Exercise directions: The answer should be a single number: how many lines of the entries below hold the word "деятельности".

Saved data entries:
▬▬▬
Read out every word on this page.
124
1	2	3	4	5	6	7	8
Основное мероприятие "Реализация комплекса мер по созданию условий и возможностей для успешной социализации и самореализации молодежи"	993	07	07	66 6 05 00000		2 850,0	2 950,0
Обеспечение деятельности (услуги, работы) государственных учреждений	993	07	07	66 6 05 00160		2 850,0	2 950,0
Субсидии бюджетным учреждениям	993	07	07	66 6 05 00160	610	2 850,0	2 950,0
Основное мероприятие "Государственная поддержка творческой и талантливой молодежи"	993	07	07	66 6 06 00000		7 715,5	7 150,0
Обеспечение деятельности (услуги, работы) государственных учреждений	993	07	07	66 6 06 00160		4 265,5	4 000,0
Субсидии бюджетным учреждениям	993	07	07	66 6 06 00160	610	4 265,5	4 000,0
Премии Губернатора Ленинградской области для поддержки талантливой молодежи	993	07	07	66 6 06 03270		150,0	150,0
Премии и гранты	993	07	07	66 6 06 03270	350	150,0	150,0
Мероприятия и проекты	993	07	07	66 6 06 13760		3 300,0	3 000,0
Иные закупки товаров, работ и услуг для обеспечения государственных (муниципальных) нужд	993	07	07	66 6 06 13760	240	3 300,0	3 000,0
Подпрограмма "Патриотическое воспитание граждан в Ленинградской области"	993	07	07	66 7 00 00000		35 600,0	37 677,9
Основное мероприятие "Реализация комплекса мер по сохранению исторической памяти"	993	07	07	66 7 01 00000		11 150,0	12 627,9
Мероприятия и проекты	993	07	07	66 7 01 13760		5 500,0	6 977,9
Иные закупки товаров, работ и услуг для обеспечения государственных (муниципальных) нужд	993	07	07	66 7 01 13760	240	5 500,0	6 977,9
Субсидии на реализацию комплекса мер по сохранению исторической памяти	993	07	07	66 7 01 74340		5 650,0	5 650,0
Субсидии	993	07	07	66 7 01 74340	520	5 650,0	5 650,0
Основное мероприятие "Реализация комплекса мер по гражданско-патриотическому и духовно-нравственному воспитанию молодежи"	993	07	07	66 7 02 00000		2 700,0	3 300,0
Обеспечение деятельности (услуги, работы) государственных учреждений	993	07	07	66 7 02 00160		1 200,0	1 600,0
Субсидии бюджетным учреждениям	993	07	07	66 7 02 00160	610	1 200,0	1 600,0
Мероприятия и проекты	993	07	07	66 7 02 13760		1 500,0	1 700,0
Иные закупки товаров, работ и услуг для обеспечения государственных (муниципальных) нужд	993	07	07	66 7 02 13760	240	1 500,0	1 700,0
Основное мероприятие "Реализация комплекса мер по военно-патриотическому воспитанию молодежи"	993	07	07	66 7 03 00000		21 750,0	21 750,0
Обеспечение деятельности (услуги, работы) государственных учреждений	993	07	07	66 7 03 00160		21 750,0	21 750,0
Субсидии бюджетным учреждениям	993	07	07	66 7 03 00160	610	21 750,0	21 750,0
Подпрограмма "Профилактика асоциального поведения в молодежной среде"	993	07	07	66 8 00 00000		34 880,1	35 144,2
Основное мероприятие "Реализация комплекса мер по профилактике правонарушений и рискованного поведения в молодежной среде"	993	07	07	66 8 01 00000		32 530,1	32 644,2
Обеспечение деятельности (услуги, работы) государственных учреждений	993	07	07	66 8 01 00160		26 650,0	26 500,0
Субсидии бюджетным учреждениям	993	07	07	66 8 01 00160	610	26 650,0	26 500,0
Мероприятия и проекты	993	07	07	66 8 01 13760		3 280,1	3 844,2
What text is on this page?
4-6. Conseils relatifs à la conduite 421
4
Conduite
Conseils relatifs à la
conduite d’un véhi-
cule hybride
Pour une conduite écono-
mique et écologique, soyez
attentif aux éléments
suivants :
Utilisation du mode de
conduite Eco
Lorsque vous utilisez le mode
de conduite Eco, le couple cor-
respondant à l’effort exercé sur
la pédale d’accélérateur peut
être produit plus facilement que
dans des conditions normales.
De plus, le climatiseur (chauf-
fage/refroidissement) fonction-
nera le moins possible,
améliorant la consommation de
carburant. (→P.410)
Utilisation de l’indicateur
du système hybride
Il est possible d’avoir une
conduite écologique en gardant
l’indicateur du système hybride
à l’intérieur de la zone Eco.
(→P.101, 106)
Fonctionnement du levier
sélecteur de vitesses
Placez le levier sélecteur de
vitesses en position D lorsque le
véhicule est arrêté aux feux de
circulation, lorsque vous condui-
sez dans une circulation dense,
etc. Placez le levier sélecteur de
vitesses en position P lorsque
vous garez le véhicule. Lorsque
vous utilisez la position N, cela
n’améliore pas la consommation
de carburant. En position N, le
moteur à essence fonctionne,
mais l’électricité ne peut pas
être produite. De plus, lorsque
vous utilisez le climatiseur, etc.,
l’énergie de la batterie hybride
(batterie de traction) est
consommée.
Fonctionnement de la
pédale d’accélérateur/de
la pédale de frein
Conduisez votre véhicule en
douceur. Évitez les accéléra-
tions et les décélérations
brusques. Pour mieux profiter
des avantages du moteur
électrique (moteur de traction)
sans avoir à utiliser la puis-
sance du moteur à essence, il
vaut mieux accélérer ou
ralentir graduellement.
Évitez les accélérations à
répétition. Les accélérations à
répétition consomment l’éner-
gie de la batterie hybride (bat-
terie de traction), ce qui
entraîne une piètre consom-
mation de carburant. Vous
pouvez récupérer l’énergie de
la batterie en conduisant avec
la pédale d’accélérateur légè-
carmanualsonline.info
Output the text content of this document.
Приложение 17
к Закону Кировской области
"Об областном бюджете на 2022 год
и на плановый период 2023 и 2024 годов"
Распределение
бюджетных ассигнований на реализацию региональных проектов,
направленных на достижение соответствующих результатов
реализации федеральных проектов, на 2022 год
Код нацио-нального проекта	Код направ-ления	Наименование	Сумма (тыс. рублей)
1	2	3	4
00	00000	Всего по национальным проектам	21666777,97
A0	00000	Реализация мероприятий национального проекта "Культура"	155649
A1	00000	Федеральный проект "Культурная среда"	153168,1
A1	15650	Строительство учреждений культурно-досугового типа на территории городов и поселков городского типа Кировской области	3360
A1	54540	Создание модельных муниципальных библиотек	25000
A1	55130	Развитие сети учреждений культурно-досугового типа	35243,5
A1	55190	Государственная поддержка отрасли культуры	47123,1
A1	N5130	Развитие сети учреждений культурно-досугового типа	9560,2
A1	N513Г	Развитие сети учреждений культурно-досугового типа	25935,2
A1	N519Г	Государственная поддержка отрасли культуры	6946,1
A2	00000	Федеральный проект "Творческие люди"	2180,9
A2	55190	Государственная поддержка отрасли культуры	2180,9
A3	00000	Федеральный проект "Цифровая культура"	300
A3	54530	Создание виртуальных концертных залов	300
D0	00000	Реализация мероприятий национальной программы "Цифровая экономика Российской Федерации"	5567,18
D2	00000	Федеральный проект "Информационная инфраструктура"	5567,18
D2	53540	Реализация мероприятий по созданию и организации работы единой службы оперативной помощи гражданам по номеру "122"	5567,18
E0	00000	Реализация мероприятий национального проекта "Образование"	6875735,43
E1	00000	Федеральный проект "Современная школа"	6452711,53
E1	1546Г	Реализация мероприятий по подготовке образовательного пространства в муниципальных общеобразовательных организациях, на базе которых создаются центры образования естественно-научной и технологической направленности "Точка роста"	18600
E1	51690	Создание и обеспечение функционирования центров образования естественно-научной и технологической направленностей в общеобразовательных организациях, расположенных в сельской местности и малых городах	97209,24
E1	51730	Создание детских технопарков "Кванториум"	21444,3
▬▬▬
Answer for this exercise: 5